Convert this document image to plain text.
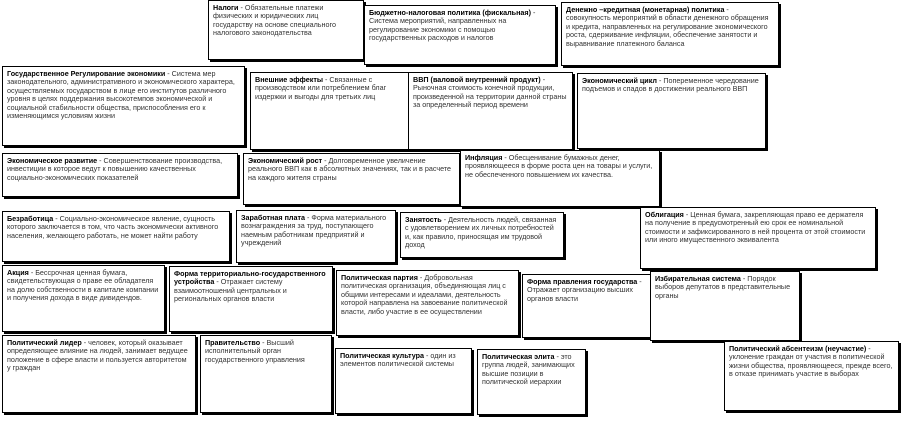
Налоги - Обязательные платежи физических и юридических лиц государству на основе специального налогового законодательства
Бюджетно-налоговая политика (фискальная) - Система мероприятий, направленных на регулирование экономики с помощью государственных расходов и налогов
Денежно –кредитная (монетарная) политика - совокупность мероприятий в области денежного обращения и кредита, направленных на регулирование экономического роста, сдерживание инфляции, обеспечение занятости и выравнивание платежного баланса
Государственное Регулирование экономики - Система мер законодательного, административного и экономического характера, осуществляемых государством в лице его институтов различного уровня в целях поддержания высокотемпов экономической и социальной стабильности общества, приспособления его к изменяющимся условиям жизни
Внешние эффекты - Связанные с производством или потреблением благ издержки и выгоды для третьих лиц
ВВП (валовой внутренний продукт) - Рыночная стоимость конечной продукции, произведенной на территории данной страны за определенный период времени
Экономический цикл - Попеременное чередование подъемов и спадов в достижении реального ВВП
Экономическое развитие - Совершенствование производства, инвестиции в которое ведут к повышению качественных социально-экономических показателей
Экономический рост - Долговременное увеличение реального ВВП как в абсолютных значениях, так и в расчете на каждого жителя страны
Инфляция - Обесценивание бумажных денег, проявляющееся в форме роста цен на товары и услуги, не обеспеченного повышением их качества.
Безработица - Социально-экономическое явление, сущность которого заключается в том, что часть экономически активного населения, желающего работать, не может найти работу
Заработная плата - Форма материального вознаграждения за труд, поступающего наемным работникам предприятий и учреждений
Занятость - Деятельность людей, связанная с удовлетворением их личных потребностей и, как правило, приносящая им трудовой доход
Облигация - Ценная бумага, закрепляющая право ее держателя на получение в предусмотренный ею срок ее номинальной стоимости и зафиксированного в ней процента от этой стоимости или иного имущественного эквивалента
Акция - Бессрочная ценная бумага, свидетельствующая о праве ее обладателя на долю собственности в капитале компании и получения дохода в виде дивидендов.
Форма территориально-государственного устройства - Отражает систему взаимоотношений центральных и региональных органов власти
Политическая партия - Добровольная политическая организация, объединяющая лиц с общими интересами и идеалами, деятельность которой направлена на завоевание политической власти, либо участие в ее осуществлении
Форма правления государства - Отражает организацию высших органов власти
Избирательная система - Порядок выборов депутатов в представительные органы
Политический лидер - человек, который оказывает определяющее влияние на людей, занимает ведущее положение в сфере власти и пользуется авторитетом у граждан
Правительство - Высший исполнительный орган государственного управления	Политическая культура - один из элементов политической системы
Политическая элита - это группа людей, занимающих высшие позиции в политической иерархии
Политический абсентеизм (неучастие) - уклонение граждан от участия в политической жизни общества, проявляющееся, прежде всего, в отказе принимать участие в выборах
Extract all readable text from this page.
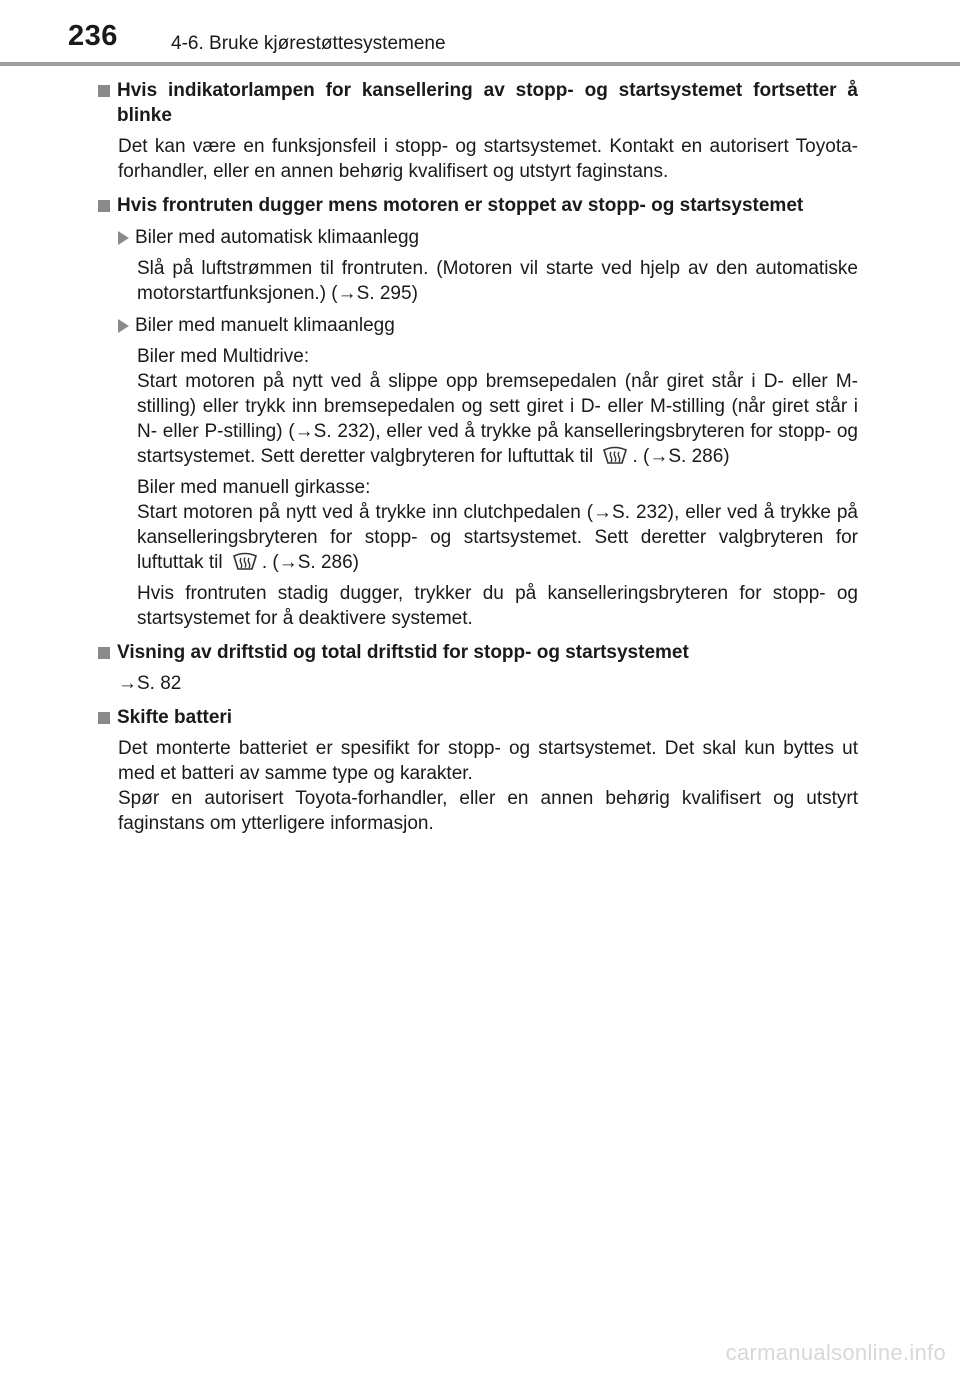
236	4-6. Bruke kjørestøttesystemene
Hvis indikatorlampen for kansellering av stopp- og startsystemet fortsetter å blinke
Det kan være en funksjonsfeil i stopp- og startsystemet. Kontakt en autorisert Toyota-forhandler, eller en annen behørig kvalifisert og utstyrt faginstans.
Hvis frontruten dugger mens motoren er stoppet av stopp- og startsystemet
Biler med automatisk klimaanlegg
Slå på luftstrømmen til frontruten. (Motoren vil starte ved hjelp av den automatiske motorstartfunksjonen.) (→S. 295)
Biler med manuelt klimaanlegg
Biler med Multidrive:
Start motoren på nytt ved å slippe opp bremsepedalen (når giret står i D- eller M-stilling) eller trykk inn bremsepedalen og sett giret i D- eller M-stilling (når giret står i N- eller P-stilling) (→S. 232), eller ved å trykke på kanselleringsbryteren for stopp- og startsystemet. Sett deretter valgbryteren for luftuttak til . (→S. 286)
Biler med manuell girkasse:
Start motoren på nytt ved å trykke inn clutchpedalen (→S. 232), eller ved å trykke på kanselleringsbryteren for stopp- og startsystemet. Sett deretter valgbryteren for luftuttak til . (→S. 286)
Hvis frontruten stadig dugger, trykker du på kanselleringsbryteren for stopp- og startsystemet for å deaktivere systemet.
Visning av driftstid og total driftstid for stopp- og startsystemet
→S. 82
Skifte batteri
Det monterte batteriet er spesifikt for stopp- og startsystemet. Det skal kun byttes ut med et batteri av samme type og karakter.
Spør en autorisert Toyota-forhandler, eller en annen behørig kvalifisert og utstyrt faginstans om ytterligere informasjon.
carmanualsonline.info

========================

- The request
Give all the lines above again, character for character, without pictures.

- Result
Convert this document image to plain text.
Налоги - Обязательные платежи физических и юридических лиц государству на основе специального налогового законодательства
Бюджетно-налоговая политика (фискальная) - Система мероприятий, направленных на регулирование экономики с помощью государственных расходов и налогов
Денежно –кредитная (монетарная) политика - совокупность мероприятий в области денежного обращения и кредита, направленных на регулирование экономического роста, сдерживание инфляции, обеспечение занятости и выравнивание платежного баланса
Государственное Регулирование экономики - Система мер законодательного, административного и экономического характера, осуществляемых государством в лице его институтов различного уровня в целях поддержания высокотемпов экономической и социальной стабильности общества, приспособления его к изменяющимся условиям жизни
Внешние эффекты - Связанные с производством или потреблением благ издержки и выгоды для третьих лиц
ВВП (валовой внутренний продукт) - Рыночная стоимость конечной продукции, произведенной на территории данной страны за определенный период времени
Экономический цикл - Попеременное чередование подъемов и спадов в достижении реального ВВП
Экономическое развитие - Совершенствование производства, инвестиции в которое ведут к повышению качественных социально-экономических показателей
Экономический рост - Долговременное увеличение реального ВВП как в абсолютных значениях, так и в расчете на каждого жителя страны
Инфляция - Обесценивание бумажных денег, проявляющееся в форме роста цен на товары и услуги, не обеспеченного повышением их качества.
Безработица - Социально-экономическое явление, сущность которого заключается в том, что часть экономически активного населения, желающего работать, не может найти работу
Заработная плата - Форма материального вознаграждения за труд, поступающего наемным работникам предприятий и учреждений
Занятость - Деятельность людей, связанная с удовлетворением их личных потребностей и, как правило, приносящая им трудовой доход
Облигация - Ценная бумага, закрепляющая право ее держателя на получение в предусмотренный ею срок ее номинальной стоимости и зафиксированного в ней процента от этой стоимости или иного имущественного эквивалента
Акция - Бессрочная ценная бумага, свидетельствующая о праве ее обладателя на долю собственности в капитале компании и получения дохода в виде дивидендов.
Форма территориально-государственного устройства - Отражает систему взаимоотношений центральных и региональных органов власти
Политическая партия - Добровольная политическая организация, объединяющая лиц с общими интересами и идеалами, деятельность которой направлена на завоевание политической власти, либо участие в ее осуществлении
Форма правления государства - Отражает организацию высших органов власти
Избирательная система - Порядок выборов депутатов в представительные органы
Политический лидер - человек, который оказывает определяющее влияние на людей, занимает ведущее положение в сфере власти и пользуется авторитетом у граждан
Правительство - Высший исполнительный орган государственного управления	Политическая культура - один из элементов политической системы
Политическая элита - это группа людей, занимающих высшие позиции в политической иерархии
Политический абсентеизм (неучастие) - уклонение граждан от участия в политической жизни общества, проявляющееся, прежде всего, в отказе принимать участие в выборах
Extract all readable text from this page.
236	4-6. Bruke kjørestøttesystemene
Hvis indikatorlampen for kansellering av stopp- og startsystemet fortsetter å blinke
Det kan være en funksjonsfeil i stopp- og startsystemet. Kontakt en autorisert Toyota-forhandler, eller en annen behørig kvalifisert og utstyrt faginstans.
Hvis frontruten dugger mens motoren er stoppet av stopp- og startsystemet
Biler med automatisk klimaanlegg
Slå på luftstrømmen til frontruten. (Motoren vil starte ved hjelp av den automatiske motorstartfunksjonen.) (→S. 295)
Biler med manuelt klimaanlegg
Biler med Multidrive:
Start motoren på nytt ved å slippe opp bremsepedalen (når giret står i D- eller M-stilling) eller trykk inn bremsepedalen og sett giret i D- eller M-stilling (når giret står i N- eller P-stilling) (→S. 232), eller ved å trykke på kanselleringsbryteren for stopp- og startsystemet. Sett deretter valgbryteren for luftuttak til . (→S. 286)
Biler med manuell girkasse:
Start motoren på nytt ved å trykke inn clutchpedalen (→S. 232), eller ved å trykke på kanselleringsbryteren for stopp- og startsystemet. Sett deretter valgbryteren for luftuttak til . (→S. 286)
Hvis frontruten stadig dugger, trykker du på kanselleringsbryteren for stopp- og startsystemet for å deaktivere systemet.
Visning av driftstid og total driftstid for stopp- og startsystemet
→S. 82
Skifte batteri
Det monterte batteriet er spesifikt for stopp- og startsystemet. Det skal kun byttes ut med et batteri av samme type og karakter.
Spør en autorisert Toyota-forhandler, eller en annen behørig kvalifisert og utstyrt faginstans om ytterligere informasjon.
carmanualsonline.info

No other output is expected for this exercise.